● Task brief:
Sort through the data and copy the lines holding the word "ตราส".

*** Information provided ***

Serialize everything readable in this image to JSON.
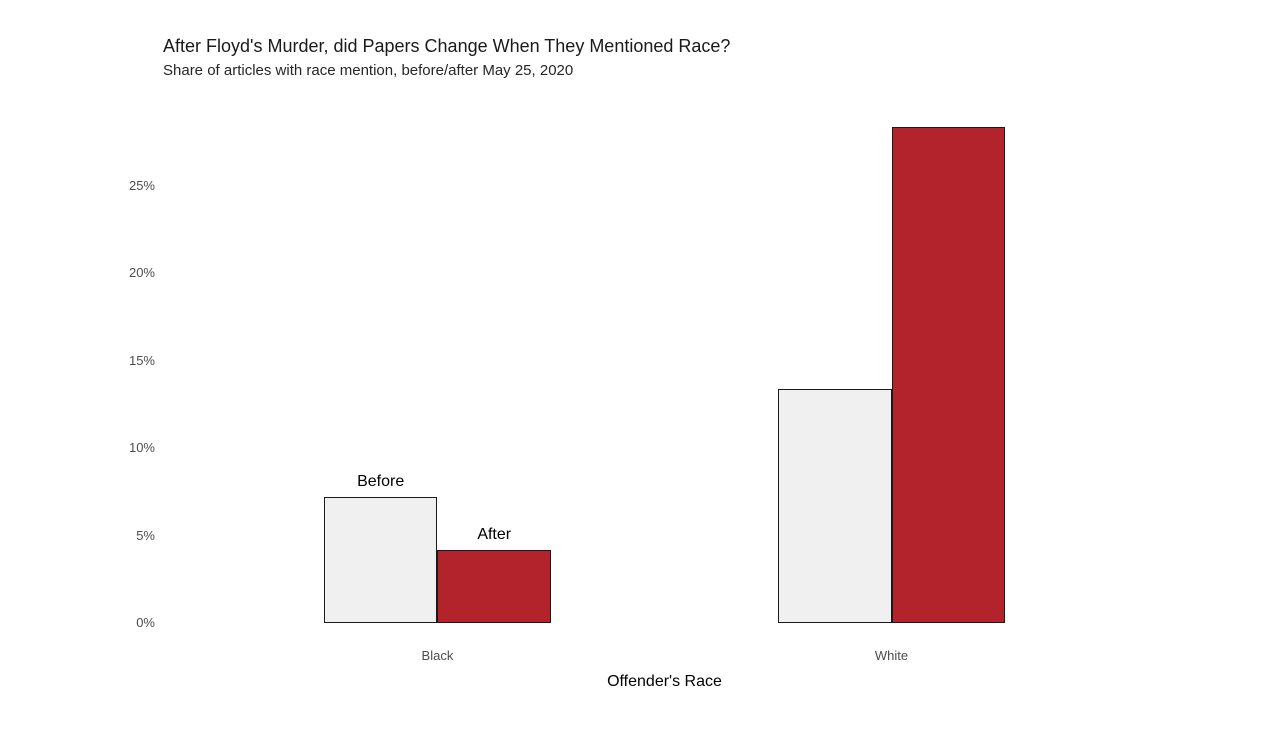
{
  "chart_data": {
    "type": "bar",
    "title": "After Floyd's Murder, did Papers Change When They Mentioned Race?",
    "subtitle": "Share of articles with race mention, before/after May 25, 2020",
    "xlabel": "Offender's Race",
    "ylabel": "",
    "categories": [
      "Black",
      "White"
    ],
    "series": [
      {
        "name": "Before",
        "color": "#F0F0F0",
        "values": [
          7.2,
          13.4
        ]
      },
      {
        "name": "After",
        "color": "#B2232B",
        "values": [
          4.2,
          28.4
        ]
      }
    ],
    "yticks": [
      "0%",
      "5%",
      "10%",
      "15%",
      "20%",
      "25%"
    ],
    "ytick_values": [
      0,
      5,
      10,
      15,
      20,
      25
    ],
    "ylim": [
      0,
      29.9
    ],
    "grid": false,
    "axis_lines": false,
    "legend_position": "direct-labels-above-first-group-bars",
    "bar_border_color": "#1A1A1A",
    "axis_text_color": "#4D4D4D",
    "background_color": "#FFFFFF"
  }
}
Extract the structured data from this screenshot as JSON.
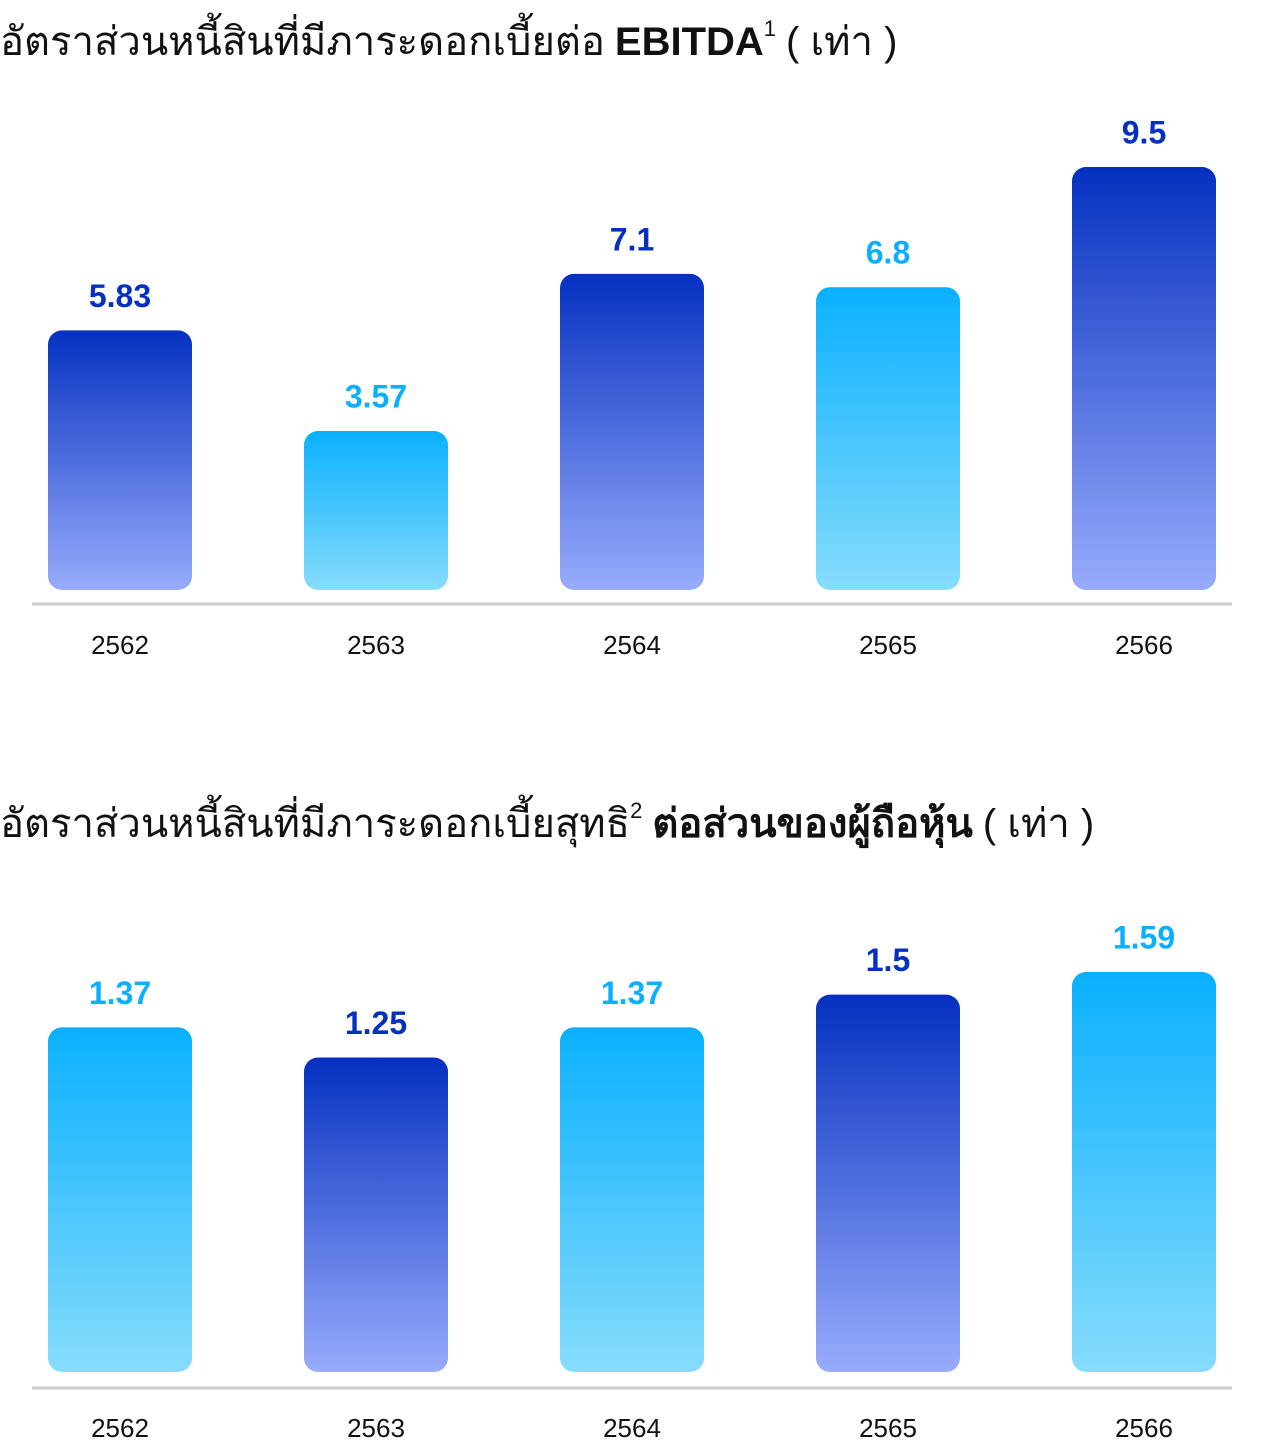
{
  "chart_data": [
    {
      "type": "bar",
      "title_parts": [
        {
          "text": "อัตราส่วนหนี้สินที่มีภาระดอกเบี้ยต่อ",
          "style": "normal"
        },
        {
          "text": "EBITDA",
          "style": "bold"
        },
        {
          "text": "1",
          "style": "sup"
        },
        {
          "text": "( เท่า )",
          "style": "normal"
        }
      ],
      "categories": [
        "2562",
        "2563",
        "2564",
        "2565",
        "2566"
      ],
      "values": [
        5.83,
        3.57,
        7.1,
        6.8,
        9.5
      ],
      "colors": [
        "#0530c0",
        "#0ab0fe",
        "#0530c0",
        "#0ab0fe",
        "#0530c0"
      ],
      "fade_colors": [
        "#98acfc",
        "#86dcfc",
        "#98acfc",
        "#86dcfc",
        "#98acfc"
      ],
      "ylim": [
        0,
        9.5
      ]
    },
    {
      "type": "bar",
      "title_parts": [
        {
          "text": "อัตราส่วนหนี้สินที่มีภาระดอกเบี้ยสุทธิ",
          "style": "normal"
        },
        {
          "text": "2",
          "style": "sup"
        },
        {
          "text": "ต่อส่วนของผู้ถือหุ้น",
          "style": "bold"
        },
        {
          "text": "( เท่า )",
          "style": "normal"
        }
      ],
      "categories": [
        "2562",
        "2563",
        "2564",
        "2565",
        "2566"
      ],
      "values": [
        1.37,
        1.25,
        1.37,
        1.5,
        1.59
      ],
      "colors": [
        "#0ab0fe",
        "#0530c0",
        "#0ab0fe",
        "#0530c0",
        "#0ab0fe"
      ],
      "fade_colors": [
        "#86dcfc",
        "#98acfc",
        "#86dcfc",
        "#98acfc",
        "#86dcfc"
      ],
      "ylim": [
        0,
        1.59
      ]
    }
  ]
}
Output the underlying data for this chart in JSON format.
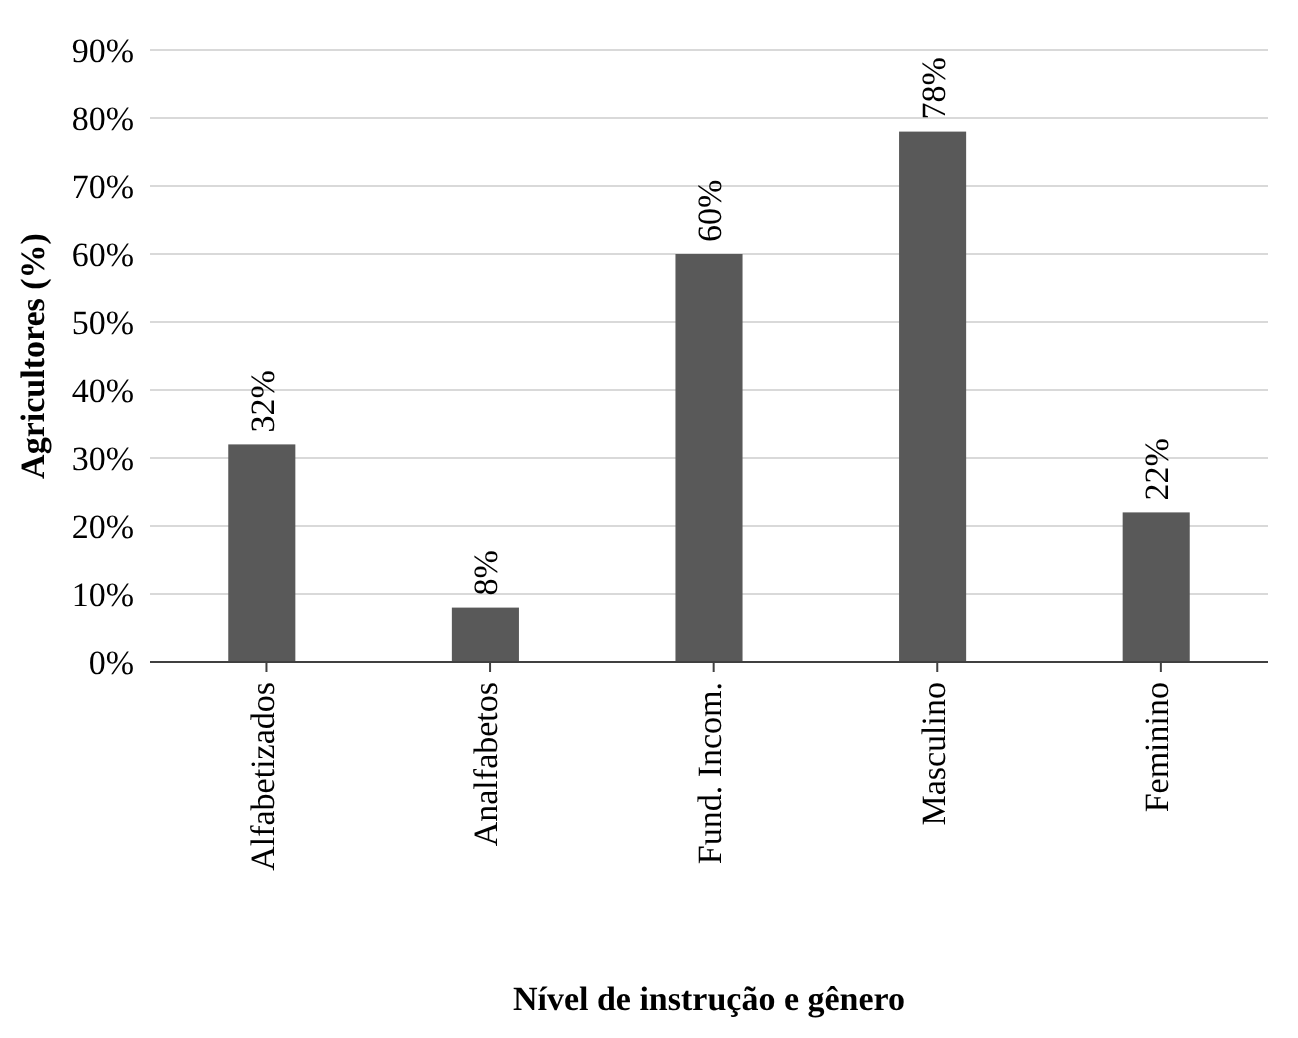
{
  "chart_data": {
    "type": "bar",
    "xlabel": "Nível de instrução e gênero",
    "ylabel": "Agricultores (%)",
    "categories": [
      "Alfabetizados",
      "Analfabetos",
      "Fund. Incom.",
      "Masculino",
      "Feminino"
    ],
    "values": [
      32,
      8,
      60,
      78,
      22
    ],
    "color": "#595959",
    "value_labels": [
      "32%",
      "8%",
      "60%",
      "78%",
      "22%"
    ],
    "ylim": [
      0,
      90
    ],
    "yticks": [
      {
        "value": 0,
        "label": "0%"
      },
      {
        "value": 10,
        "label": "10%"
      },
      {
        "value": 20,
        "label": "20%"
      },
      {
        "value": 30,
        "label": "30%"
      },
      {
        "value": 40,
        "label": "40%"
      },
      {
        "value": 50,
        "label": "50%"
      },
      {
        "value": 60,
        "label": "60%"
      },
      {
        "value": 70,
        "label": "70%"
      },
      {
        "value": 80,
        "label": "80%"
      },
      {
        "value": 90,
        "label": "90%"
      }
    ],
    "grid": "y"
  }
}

***

● Solution to this problem:
          "text": "อัตราส่วนหนี้สินที่มีภาระดอกเบี้ยต่อ",
          "text": "อัตราส่วนหนี้สินที่มีภาระดอกเบี้ยสุทธิ",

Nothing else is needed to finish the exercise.